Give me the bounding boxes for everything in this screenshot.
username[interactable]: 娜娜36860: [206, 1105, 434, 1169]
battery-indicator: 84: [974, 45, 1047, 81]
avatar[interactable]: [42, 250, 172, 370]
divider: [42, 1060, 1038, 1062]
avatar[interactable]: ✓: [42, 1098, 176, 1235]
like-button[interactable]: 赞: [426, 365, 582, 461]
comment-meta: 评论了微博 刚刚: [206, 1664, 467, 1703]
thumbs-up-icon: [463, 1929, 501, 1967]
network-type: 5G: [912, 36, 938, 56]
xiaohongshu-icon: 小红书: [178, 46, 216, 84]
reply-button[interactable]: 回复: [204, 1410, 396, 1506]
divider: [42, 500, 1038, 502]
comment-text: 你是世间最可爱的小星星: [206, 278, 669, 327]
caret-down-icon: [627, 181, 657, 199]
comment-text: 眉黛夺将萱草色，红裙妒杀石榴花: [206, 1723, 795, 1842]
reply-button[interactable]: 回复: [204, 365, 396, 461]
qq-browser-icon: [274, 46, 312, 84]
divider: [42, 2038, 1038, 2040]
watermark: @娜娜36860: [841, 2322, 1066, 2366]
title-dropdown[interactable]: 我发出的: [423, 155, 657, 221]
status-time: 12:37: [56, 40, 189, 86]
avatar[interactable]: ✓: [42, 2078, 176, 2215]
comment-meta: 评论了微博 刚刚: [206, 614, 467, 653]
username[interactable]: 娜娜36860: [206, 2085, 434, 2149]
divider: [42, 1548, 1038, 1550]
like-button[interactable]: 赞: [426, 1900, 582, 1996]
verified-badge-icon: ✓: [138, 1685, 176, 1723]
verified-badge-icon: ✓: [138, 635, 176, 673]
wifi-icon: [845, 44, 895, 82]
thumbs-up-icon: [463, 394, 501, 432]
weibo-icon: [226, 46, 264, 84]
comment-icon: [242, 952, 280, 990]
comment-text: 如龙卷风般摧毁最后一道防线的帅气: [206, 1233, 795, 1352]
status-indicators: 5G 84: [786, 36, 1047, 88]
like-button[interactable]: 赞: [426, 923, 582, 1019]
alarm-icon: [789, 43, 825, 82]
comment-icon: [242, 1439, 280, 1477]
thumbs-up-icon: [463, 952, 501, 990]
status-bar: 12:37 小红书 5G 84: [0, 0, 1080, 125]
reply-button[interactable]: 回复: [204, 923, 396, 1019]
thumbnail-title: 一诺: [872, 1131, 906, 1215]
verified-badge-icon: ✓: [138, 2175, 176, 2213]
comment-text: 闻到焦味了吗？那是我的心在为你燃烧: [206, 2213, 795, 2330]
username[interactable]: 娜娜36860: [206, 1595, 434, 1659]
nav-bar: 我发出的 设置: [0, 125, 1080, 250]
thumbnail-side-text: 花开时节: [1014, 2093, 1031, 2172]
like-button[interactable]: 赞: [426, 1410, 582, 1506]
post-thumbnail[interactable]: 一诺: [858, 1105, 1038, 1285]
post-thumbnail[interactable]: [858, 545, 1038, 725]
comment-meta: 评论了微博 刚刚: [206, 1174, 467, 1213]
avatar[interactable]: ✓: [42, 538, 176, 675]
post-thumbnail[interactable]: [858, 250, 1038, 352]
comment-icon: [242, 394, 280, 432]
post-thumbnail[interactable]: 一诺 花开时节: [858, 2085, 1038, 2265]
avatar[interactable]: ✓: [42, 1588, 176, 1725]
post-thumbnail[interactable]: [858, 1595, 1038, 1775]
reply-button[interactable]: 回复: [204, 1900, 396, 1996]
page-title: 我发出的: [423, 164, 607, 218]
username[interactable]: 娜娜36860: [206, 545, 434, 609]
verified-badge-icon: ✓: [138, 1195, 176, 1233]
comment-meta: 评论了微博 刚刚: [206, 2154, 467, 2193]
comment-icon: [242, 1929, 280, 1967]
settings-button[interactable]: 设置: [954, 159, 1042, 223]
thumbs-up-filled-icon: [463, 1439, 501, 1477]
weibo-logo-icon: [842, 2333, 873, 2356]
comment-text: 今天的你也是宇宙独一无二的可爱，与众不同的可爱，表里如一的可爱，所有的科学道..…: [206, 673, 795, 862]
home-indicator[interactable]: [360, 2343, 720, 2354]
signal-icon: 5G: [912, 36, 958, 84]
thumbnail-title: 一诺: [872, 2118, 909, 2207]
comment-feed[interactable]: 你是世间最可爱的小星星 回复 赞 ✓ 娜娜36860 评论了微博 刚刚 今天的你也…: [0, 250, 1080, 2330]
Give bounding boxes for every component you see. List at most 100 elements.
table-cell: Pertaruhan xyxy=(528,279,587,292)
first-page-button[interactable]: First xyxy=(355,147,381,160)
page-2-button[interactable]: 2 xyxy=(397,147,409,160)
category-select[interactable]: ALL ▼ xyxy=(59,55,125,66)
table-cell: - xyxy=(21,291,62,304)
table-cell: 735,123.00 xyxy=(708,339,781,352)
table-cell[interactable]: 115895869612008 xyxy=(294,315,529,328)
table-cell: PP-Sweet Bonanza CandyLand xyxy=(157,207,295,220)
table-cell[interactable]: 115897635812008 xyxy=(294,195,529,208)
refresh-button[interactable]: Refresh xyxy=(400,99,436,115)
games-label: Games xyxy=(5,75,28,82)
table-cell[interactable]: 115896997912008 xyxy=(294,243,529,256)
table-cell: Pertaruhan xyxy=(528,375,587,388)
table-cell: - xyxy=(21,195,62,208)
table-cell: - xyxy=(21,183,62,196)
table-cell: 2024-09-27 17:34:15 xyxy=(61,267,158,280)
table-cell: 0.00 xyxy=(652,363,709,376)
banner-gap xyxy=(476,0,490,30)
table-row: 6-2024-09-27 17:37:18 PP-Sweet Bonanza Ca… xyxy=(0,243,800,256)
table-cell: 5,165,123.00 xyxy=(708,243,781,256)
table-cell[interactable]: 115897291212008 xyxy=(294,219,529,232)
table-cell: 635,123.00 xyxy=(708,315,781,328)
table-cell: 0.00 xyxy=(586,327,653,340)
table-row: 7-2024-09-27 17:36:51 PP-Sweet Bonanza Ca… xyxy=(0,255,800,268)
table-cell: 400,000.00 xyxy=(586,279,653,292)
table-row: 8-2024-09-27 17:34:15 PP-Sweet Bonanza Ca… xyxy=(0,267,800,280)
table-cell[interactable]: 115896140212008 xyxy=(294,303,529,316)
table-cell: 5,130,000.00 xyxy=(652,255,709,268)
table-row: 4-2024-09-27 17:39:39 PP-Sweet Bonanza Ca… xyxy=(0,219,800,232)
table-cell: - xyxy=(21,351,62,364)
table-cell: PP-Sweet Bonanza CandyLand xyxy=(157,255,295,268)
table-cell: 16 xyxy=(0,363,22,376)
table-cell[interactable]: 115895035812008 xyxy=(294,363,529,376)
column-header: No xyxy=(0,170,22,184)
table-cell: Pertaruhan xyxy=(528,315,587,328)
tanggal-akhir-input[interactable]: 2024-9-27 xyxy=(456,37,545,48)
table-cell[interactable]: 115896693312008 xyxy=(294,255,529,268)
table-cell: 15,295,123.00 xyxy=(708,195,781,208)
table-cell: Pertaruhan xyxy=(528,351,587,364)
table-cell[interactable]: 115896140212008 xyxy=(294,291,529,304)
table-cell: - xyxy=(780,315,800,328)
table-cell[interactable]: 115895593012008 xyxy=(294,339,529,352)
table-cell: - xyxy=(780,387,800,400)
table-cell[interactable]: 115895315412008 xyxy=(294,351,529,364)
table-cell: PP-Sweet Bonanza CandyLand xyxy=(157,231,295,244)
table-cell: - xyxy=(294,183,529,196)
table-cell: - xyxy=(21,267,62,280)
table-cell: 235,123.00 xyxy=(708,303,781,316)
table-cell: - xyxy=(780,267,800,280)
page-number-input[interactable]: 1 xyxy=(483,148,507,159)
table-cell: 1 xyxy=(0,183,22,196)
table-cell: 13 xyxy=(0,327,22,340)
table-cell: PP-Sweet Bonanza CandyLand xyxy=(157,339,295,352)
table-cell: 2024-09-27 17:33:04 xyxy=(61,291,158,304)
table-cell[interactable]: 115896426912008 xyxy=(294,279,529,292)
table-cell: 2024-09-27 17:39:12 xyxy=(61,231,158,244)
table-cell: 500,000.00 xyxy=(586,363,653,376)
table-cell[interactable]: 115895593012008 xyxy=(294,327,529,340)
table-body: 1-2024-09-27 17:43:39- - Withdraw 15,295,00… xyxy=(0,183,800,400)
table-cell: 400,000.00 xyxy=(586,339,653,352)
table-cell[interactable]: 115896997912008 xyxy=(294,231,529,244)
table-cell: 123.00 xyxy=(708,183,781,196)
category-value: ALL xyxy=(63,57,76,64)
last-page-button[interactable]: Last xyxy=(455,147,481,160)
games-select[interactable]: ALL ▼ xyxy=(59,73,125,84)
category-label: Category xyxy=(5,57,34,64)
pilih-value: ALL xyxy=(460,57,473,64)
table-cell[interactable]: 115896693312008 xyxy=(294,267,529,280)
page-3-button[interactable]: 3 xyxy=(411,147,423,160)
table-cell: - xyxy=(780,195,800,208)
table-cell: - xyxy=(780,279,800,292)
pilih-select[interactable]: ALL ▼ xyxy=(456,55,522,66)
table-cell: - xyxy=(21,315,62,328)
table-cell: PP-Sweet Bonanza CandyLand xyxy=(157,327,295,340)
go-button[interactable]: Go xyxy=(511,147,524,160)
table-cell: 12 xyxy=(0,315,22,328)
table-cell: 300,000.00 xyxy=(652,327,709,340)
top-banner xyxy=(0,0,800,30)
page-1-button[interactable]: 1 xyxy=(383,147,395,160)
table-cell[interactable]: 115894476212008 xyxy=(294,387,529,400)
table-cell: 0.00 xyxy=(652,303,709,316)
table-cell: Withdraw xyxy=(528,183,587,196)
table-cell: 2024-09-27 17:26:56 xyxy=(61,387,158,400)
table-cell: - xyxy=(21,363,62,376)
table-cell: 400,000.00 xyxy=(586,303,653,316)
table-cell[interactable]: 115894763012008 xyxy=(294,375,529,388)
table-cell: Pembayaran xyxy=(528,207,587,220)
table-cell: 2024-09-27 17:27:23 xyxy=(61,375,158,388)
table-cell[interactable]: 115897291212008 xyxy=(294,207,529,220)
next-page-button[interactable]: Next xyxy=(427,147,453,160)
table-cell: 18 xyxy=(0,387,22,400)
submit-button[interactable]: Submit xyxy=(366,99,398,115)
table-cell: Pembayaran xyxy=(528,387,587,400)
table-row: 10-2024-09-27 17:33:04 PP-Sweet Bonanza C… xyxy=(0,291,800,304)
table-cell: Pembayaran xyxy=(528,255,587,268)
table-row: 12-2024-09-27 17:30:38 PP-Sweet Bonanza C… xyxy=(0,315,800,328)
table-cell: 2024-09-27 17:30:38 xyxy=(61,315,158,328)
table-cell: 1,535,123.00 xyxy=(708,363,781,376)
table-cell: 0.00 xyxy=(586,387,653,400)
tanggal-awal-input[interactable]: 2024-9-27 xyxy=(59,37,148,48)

■ ■ ■ ■ ■ ■ ■

Swap "divider" for "separator" in the lines from the first one through the line containing "thumbnail-side-text: 花开时节: [1014, 2093, 1031, 2172]", and give those lines again with nothing else changed.

## Result of the task
Give me the bounding boxes for everything in this screenshot.
username[interactable]: 娜娜36860: [206, 1105, 434, 1169]
battery-indicator: 84: [974, 45, 1047, 81]
avatar[interactable]: [42, 250, 172, 370]
separator: [42, 1060, 1038, 1062]
avatar[interactable]: ✓: [42, 1098, 176, 1235]
like-button[interactable]: 赞: [426, 365, 582, 461]
comment-meta: 评论了微博 刚刚: [206, 1664, 467, 1703]
thumbs-up-icon: [463, 1929, 501, 1967]
network-type: 5G: [912, 36, 938, 56]
xiaohongshu-icon: 小红书: [178, 46, 216, 84]
reply-button[interactable]: 回复: [204, 1410, 396, 1506]
separator: [42, 500, 1038, 502]
comment-text: 你是世间最可爱的小星星: [206, 278, 669, 327]
caret-down-icon: [627, 181, 657, 199]
comment-text: 眉黛夺将萱草色，红裙妒杀石榴花: [206, 1723, 795, 1842]
reply-button[interactable]: 回复: [204, 365, 396, 461]
qq-browser-icon: [274, 46, 312, 84]
separator: [42, 2038, 1038, 2040]
watermark: @娜娜36860: [841, 2322, 1066, 2366]
title-dropdown[interactable]: 我发出的: [423, 155, 657, 221]
status-time: 12:37: [56, 40, 189, 86]
avatar[interactable]: ✓: [42, 2078, 176, 2215]
comment-meta: 评论了微博 刚刚: [206, 614, 467, 653]
username[interactable]: 娜娜36860: [206, 2085, 434, 2149]
separator: [42, 1548, 1038, 1550]
like-button[interactable]: 赞: [426, 1900, 582, 1996]
verified-badge-icon: ✓: [138, 1685, 176, 1723]
verified-badge-icon: ✓: [138, 635, 176, 673]
wifi-icon: [845, 44, 895, 82]
thumbs-up-icon: [463, 394, 501, 432]
weibo-icon: [226, 46, 264, 84]
comment-icon: [242, 952, 280, 990]
comment-text: 如龙卷风般摧毁最后一道防线的帅气: [206, 1233, 795, 1352]
status-indicators: 5G 84: [786, 36, 1047, 88]
like-button[interactable]: 赞: [426, 923, 582, 1019]
alarm-icon: [789, 43, 825, 82]
comment-icon: [242, 1439, 280, 1477]
thumbs-up-icon: [463, 952, 501, 990]
status-bar: 12:37 小红书 5G 84: [0, 0, 1080, 125]
reply-button[interactable]: 回复: [204, 923, 396, 1019]
thumbnail-title: 一诺: [872, 1131, 906, 1215]
verified-badge-icon: ✓: [138, 2175, 176, 2213]
comment-text: 闻到焦味了吗？那是我的心在为你燃烧: [206, 2213, 795, 2330]
username[interactable]: 娜娜36860: [206, 1595, 434, 1659]
nav-bar: 我发出的 设置: [0, 125, 1080, 250]
thumbnail-side-text: 花开时节: [1014, 2093, 1031, 2172]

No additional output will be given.